* [EXERCISE DETAILS]: In the listing below, locate the lines that hold "изоляции" and copy them.

* [MATERIALS PROVIDED]:

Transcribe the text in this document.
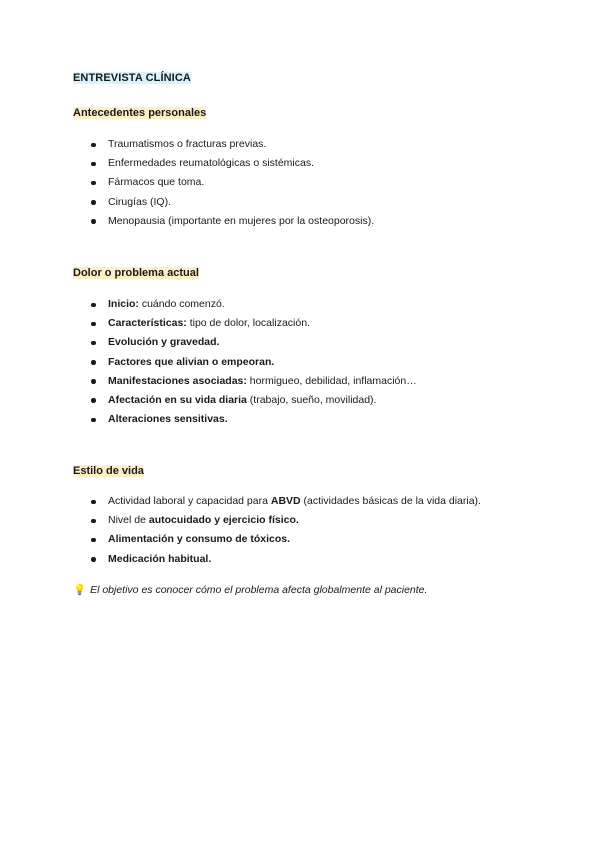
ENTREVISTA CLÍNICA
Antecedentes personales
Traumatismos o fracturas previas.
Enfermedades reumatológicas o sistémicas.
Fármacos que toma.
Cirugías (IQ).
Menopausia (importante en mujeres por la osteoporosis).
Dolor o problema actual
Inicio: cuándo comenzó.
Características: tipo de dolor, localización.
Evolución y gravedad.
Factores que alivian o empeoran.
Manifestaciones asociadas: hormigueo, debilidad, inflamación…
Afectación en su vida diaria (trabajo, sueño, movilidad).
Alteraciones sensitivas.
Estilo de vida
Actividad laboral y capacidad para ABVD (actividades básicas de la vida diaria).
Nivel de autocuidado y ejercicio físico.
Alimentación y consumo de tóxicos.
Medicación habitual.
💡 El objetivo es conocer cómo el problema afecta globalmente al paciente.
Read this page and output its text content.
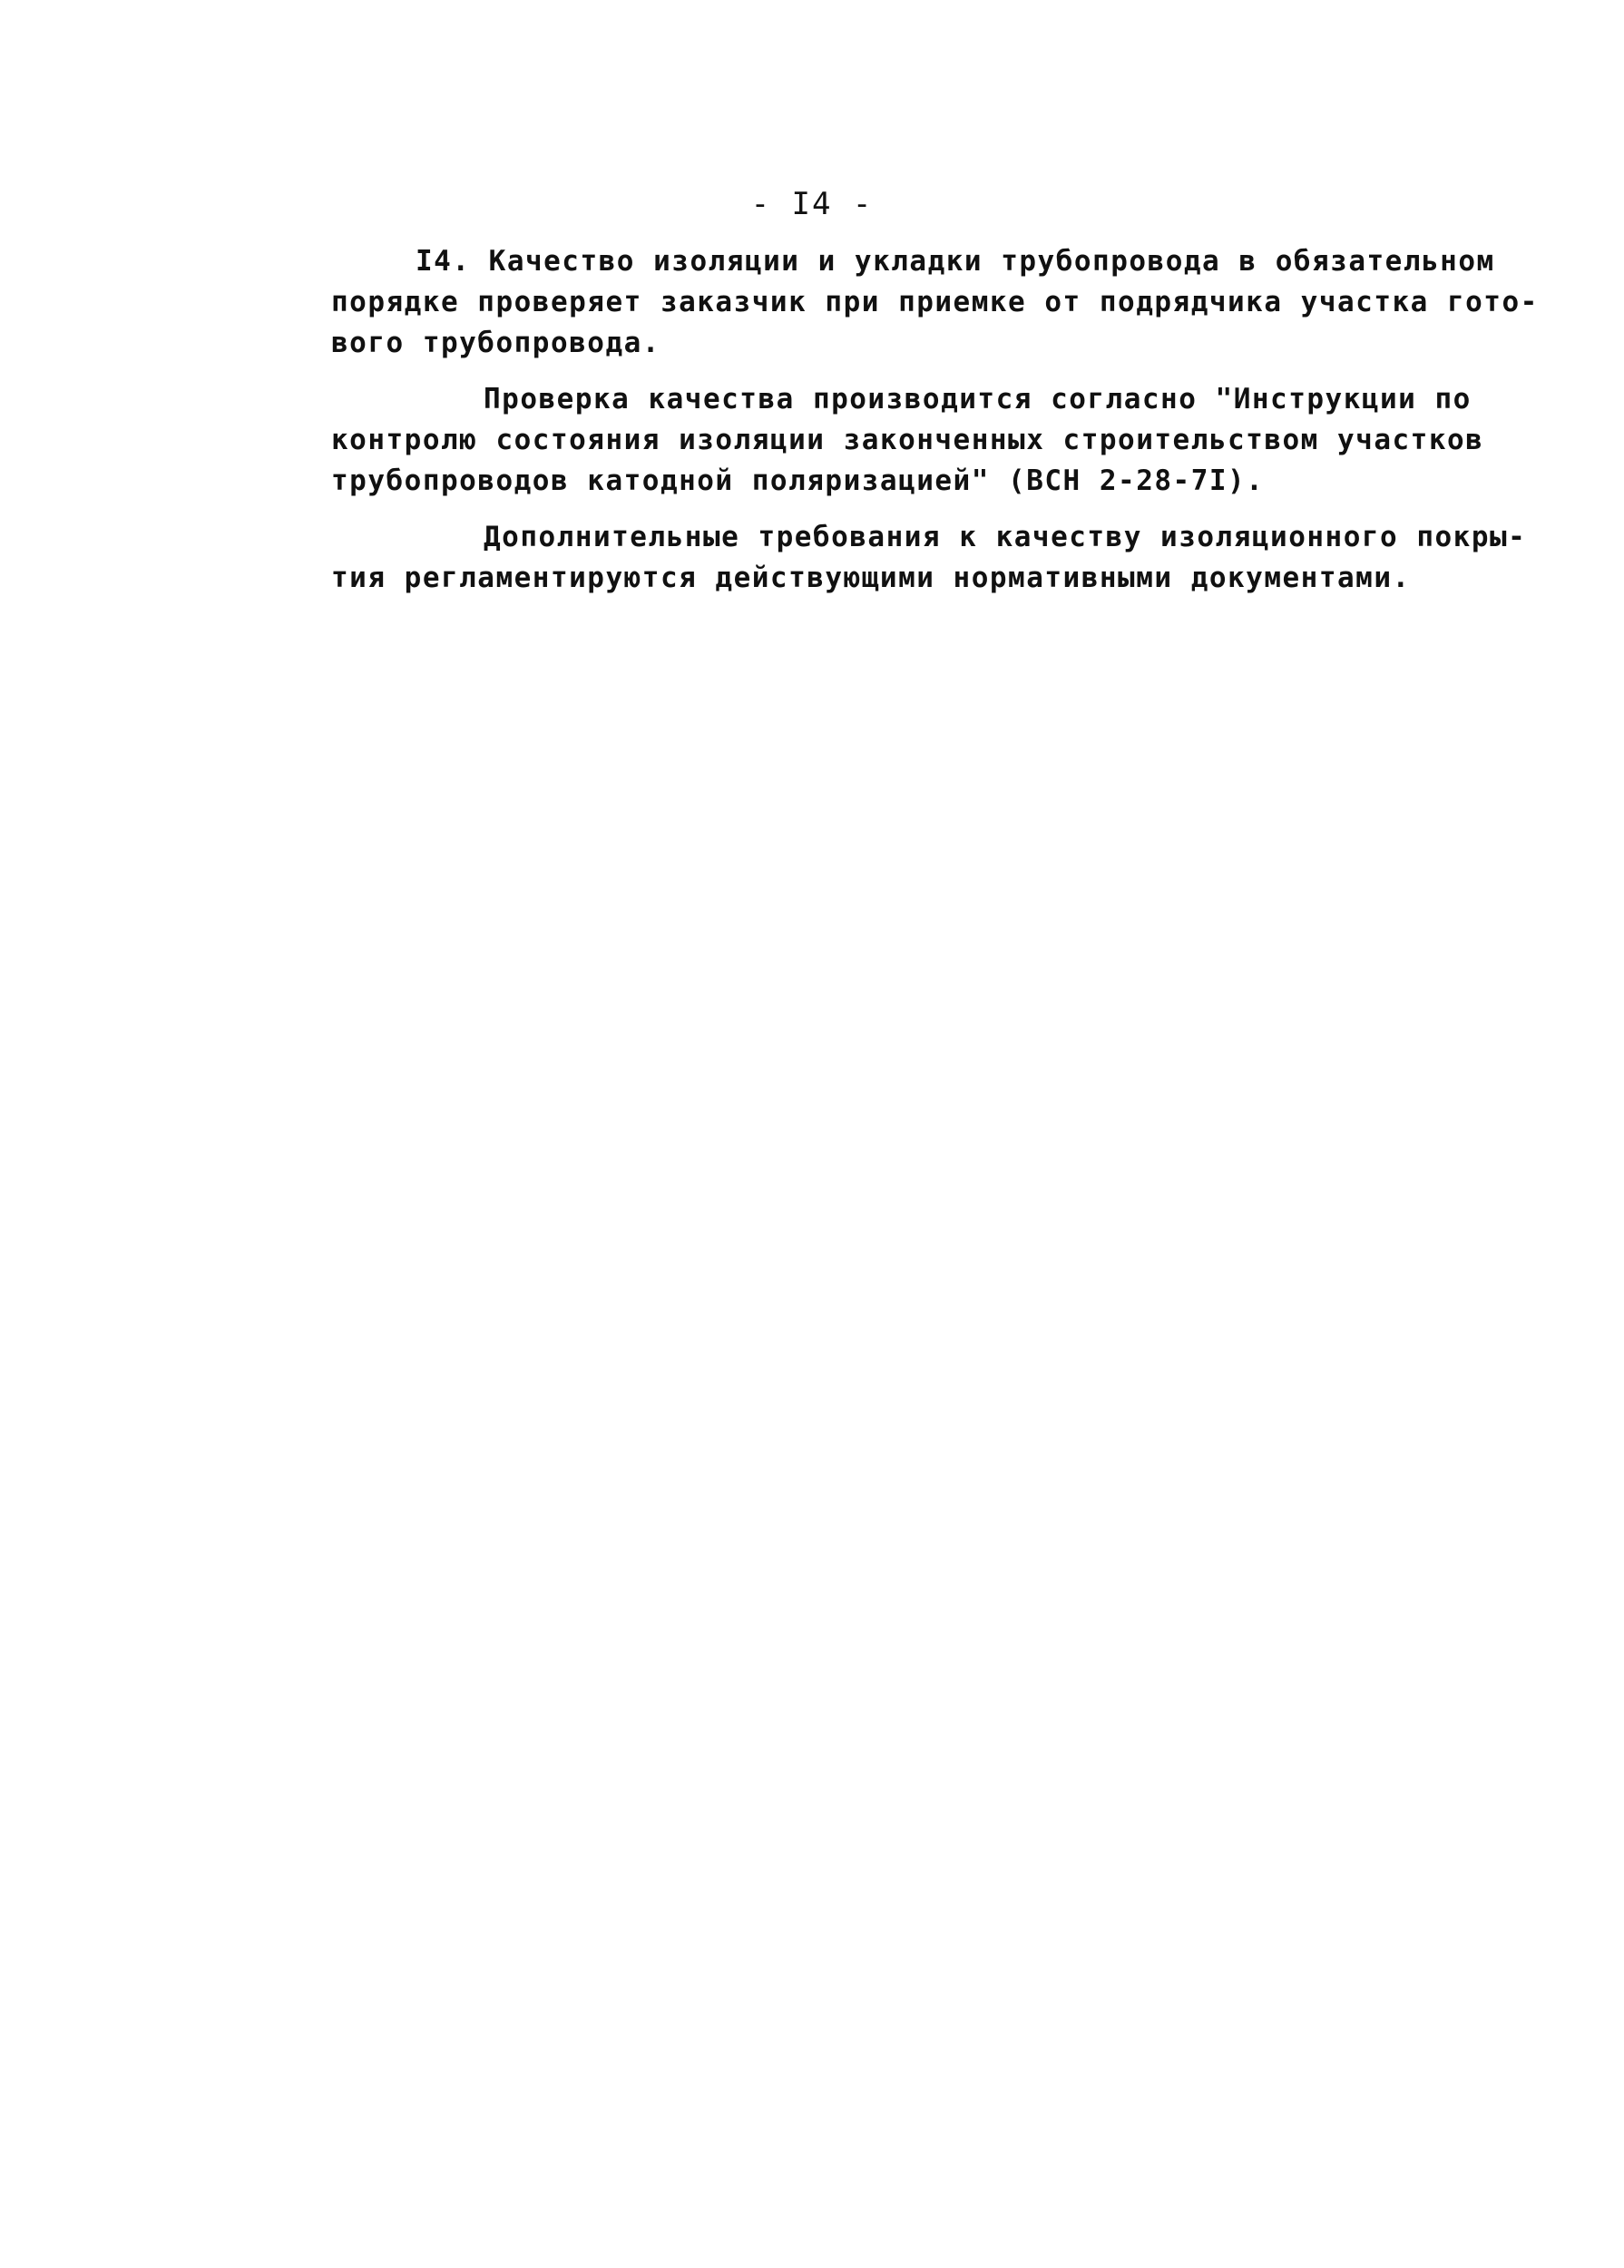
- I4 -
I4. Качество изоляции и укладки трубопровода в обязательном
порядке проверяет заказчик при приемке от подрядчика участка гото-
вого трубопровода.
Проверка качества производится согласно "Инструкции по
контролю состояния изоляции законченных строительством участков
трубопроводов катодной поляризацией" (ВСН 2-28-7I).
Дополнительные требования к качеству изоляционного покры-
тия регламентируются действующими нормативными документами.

* [WRITTEN ANSWER]:
I4. Качество изоляции и укладки трубопровода в обязательном
контролю состояния изоляции законченных строительством участков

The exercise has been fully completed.